*OBJECTIVE*:
Determine the count of lines holding the string "proyecto". Return only the number.

= = = = =

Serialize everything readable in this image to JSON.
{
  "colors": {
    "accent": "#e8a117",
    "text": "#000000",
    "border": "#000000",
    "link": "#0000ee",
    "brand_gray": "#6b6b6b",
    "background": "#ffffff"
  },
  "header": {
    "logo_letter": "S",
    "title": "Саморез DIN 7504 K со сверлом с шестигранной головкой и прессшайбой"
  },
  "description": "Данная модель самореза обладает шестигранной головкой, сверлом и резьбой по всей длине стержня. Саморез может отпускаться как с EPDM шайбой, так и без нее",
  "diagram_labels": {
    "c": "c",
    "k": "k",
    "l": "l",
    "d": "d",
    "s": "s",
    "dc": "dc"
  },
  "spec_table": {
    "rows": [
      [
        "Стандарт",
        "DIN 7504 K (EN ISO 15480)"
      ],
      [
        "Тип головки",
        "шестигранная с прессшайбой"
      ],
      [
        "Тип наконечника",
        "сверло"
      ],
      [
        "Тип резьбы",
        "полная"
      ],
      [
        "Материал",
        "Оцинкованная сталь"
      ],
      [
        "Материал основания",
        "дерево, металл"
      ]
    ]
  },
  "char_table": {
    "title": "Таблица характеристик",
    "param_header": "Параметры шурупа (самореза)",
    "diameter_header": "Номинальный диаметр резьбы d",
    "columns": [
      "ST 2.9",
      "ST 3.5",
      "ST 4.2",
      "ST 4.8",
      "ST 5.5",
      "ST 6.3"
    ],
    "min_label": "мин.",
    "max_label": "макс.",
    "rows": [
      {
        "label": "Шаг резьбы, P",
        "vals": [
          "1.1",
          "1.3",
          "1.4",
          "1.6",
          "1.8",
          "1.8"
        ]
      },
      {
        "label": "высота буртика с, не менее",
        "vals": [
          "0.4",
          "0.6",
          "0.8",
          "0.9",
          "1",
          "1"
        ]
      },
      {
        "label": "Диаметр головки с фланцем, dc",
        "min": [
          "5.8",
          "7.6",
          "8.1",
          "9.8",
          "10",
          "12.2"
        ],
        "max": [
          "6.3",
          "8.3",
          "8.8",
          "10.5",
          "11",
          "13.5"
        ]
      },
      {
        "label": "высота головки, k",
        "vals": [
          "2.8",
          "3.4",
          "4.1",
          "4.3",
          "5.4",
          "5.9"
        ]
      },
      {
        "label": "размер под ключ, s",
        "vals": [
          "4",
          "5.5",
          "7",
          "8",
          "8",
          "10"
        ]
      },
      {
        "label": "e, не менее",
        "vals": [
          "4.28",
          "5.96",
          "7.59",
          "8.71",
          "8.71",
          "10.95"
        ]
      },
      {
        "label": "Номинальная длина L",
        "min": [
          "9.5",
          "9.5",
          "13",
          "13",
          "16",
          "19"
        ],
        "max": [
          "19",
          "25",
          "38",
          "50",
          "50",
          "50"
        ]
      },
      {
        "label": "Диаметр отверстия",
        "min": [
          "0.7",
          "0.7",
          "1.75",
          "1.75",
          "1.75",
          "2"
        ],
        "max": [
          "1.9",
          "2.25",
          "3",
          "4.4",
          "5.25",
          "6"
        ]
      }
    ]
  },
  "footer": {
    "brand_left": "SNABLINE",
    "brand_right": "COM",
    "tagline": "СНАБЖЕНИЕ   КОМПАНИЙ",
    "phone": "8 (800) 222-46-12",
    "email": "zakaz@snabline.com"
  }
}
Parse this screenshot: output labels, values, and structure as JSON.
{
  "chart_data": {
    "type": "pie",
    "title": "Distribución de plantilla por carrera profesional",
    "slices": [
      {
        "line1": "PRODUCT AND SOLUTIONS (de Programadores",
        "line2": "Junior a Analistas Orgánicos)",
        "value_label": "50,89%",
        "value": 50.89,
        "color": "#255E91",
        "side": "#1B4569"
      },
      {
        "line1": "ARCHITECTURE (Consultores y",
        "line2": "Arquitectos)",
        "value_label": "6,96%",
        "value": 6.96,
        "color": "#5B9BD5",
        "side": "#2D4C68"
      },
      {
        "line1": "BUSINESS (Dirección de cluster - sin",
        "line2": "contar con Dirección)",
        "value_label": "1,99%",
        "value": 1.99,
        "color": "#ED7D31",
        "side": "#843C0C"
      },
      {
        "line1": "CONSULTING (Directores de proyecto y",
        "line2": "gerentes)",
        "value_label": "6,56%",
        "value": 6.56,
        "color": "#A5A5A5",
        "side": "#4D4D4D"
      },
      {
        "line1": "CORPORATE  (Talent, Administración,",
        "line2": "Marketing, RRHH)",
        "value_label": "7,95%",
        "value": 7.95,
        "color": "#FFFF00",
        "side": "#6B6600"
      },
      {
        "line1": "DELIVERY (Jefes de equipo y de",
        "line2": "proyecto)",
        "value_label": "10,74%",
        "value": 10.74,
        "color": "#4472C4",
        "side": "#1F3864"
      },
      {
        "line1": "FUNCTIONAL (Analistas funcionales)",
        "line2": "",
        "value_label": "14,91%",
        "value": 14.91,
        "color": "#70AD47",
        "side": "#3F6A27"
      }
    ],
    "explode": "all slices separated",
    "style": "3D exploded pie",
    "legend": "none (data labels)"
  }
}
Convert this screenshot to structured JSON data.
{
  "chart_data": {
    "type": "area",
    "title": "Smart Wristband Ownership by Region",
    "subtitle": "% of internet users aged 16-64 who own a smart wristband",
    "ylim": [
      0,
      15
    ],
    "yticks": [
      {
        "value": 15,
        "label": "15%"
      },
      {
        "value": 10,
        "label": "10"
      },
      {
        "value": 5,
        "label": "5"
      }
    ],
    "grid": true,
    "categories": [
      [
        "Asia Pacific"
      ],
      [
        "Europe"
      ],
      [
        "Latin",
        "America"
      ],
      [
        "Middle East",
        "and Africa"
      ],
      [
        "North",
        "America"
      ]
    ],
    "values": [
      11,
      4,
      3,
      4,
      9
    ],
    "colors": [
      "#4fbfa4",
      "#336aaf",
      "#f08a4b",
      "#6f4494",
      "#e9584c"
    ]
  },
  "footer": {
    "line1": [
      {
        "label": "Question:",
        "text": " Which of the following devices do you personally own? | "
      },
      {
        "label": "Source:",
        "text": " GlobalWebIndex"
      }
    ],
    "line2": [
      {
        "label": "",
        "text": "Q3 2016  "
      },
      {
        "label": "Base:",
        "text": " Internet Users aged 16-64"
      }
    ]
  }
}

= = = = =

*ANSWER BELOW*:
2